### QUOTED TEXT ###

And more recently, he has been appointed Chief Executive Officer (CEO) of Smart Mobile, which entered the highly competitive Sierra Leonean telecom market. Mr. Akwa believes his company can find a niche. At the moment, it’s all about planting the seed of growth. In this exclusive interview with Concord Times’ Ibrahim Seibure and Abu-Bakarr Sheriff, Mr. Akwa discusses his company’s prospects and Sierra Leone’s increasingly attractive investment climate. Excerpts…

Concord Times: Why did you decide to come to Sierra Leone to establish Smart mobile company?

Akwa: I believe that, overall, telecom internationally has evolved and matured over the last decade. A lot of countries have already undergone substantial consolidation of their mobile telecom industry. So, there are not that many places left in the world where mobile telecom business is still interesting for an investor. Obviously, there are a lot of countries where operators have established business; and some are still growing. But for any new entrant, the challenges have increased over the years.  Africa is probably one of the key markets where this is still possible, although at the same time it’s very competitive, but for the right set of expertise or skills, it’s still a very interesting market for operators. Having mentioned Africa, I think Sierra Leone is one of the few countries where this is potentially lucrative, although like I said before, it is challenging at the same time. But with the right amount of enthusiasm, resources and dedication, the green field market is still interesting for an incoming mobile telecom operator.

CT: Could you please tell us a bit about the Smart brand?

Akwa: The Smart brand is an international brand when it comes to this particular telecoms group. We do have operations in Eastern Africa. Just to name a few countries: Burundi, Tanzania, Uganda. Previously, the same brand was used in Asia – Cambodia. Our brand in some way also has value.

CT: What are your company’s core values?

Akwa: That’s a bit of an open ended questions. First of all, we try to match the competition. As a newcomer company, before we can run we need to learn how to walk, and that is the first step we need to take.

At the same time while this baby growth is taking place we would like to ensure that the quality of customer service is forever present and that the network quality is adequate to provide good value proposition to the consumer, and competition means that it doesn’t have to be cheaper, but rather a balance between value proposition and price is established that is acceptable to the target consumer market. We are also concerned about network quality and everything else that comes with the brand package.

CT: You mentioned countries where you are present – Eastern Africa and Cambodia in South East Asia. Both areas are underdeveloped parts of the world. Do you have a presence in developed regions like Europe or America?

Akwa:  No we don’t have a presence in developed countries.  The Group only has operations in countries that are developing. In Cambodia, we used to have an operation, but it was subsequently sold. This Group specializes in green field. Specialty lies in coming to a new market and establishing a new operator under a new license, not buying existing operators or some assistance from an operator or anything similar to this. Starting from scratch and building something, and then seeking an exit like any investor would do. That is not to say that we want to come as investors, make some money and leave.

###

__EXERCISE INSTRUCTIONS__:
**a.** In the interview, which countries in Eastern Africa does Akwa name as places where the Smart brand operates?
**b.** Repeat the passage of the interview starting with "Akwa: That’s a" and going on through "need to take.".

### ENTRIES ###

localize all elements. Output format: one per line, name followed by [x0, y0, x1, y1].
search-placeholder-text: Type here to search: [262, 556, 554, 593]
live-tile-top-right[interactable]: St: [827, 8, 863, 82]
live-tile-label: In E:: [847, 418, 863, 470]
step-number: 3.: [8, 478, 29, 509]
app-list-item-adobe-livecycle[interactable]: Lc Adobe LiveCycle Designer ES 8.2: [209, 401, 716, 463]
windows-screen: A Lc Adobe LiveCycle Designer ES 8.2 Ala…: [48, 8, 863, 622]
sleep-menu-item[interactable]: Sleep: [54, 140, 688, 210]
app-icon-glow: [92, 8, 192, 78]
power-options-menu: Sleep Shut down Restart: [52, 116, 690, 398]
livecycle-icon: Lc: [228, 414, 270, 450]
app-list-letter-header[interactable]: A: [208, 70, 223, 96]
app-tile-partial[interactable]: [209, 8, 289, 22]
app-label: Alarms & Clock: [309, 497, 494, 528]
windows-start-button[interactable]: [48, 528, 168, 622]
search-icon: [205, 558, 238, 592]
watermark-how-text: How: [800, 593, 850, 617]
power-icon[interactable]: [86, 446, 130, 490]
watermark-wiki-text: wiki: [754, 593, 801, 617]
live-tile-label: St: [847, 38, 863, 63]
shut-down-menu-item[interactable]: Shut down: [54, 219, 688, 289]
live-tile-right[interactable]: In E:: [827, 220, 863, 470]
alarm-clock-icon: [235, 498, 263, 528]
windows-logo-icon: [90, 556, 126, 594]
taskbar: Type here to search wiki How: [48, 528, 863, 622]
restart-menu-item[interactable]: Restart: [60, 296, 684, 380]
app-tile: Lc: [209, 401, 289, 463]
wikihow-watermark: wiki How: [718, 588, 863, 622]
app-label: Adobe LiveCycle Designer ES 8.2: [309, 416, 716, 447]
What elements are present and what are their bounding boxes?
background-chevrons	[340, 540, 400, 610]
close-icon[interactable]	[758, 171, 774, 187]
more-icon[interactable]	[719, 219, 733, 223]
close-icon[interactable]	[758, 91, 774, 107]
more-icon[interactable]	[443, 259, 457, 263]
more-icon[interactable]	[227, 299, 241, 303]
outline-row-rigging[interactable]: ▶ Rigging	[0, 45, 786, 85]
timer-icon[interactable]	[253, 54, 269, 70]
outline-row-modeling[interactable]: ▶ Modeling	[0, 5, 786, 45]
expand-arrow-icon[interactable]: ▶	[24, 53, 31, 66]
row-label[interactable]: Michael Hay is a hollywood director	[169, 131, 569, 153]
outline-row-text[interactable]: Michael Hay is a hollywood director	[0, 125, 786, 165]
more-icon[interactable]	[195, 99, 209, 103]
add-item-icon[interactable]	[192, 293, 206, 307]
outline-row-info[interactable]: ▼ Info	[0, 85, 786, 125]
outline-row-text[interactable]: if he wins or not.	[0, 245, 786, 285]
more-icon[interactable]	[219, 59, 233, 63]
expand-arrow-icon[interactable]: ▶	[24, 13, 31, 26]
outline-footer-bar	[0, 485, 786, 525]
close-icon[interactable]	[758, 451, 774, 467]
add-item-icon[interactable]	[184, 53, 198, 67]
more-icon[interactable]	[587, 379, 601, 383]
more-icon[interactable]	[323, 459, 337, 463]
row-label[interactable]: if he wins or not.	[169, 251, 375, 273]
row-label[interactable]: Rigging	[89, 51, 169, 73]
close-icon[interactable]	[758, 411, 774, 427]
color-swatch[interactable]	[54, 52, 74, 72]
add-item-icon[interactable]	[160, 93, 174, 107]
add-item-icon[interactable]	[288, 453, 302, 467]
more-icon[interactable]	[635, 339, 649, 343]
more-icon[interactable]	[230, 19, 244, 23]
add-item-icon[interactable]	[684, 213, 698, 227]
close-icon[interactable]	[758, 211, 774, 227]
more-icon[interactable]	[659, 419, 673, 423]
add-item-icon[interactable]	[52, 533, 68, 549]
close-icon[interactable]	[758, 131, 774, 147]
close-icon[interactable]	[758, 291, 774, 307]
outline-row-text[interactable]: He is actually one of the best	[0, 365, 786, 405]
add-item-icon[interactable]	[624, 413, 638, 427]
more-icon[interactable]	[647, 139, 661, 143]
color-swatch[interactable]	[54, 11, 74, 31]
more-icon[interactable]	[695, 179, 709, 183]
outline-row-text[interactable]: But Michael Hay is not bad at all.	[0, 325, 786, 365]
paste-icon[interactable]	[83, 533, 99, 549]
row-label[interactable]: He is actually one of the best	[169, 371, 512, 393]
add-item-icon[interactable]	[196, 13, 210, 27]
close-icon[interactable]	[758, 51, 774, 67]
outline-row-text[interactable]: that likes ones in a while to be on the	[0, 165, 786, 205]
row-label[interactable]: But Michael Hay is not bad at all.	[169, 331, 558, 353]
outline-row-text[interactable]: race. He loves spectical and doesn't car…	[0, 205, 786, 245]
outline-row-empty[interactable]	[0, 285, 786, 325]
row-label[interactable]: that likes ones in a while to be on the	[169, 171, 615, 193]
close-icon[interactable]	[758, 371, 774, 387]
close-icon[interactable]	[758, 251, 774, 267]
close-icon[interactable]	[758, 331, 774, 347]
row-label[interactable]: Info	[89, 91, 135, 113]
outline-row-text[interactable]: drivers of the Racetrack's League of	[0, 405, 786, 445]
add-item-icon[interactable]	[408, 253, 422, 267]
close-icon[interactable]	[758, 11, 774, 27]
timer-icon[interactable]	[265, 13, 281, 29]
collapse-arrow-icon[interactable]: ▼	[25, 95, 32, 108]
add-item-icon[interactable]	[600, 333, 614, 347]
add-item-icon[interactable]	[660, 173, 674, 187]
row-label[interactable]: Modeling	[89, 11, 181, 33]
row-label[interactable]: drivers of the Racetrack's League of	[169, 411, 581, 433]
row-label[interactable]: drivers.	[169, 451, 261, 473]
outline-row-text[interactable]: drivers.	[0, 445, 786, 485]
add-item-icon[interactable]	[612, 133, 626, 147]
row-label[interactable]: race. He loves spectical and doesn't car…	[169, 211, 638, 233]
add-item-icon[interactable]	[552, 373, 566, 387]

###

__ANSWERS TO THE EXERCISE__:
**a.** Burundi, Tanzania and Uganda.

**b.**
Akwa: That’s a bit of an open ended questions. First of all, we try to match the competition. As a newcomer company, before we can run we need to learn how to walk, and that is the first step we need to take.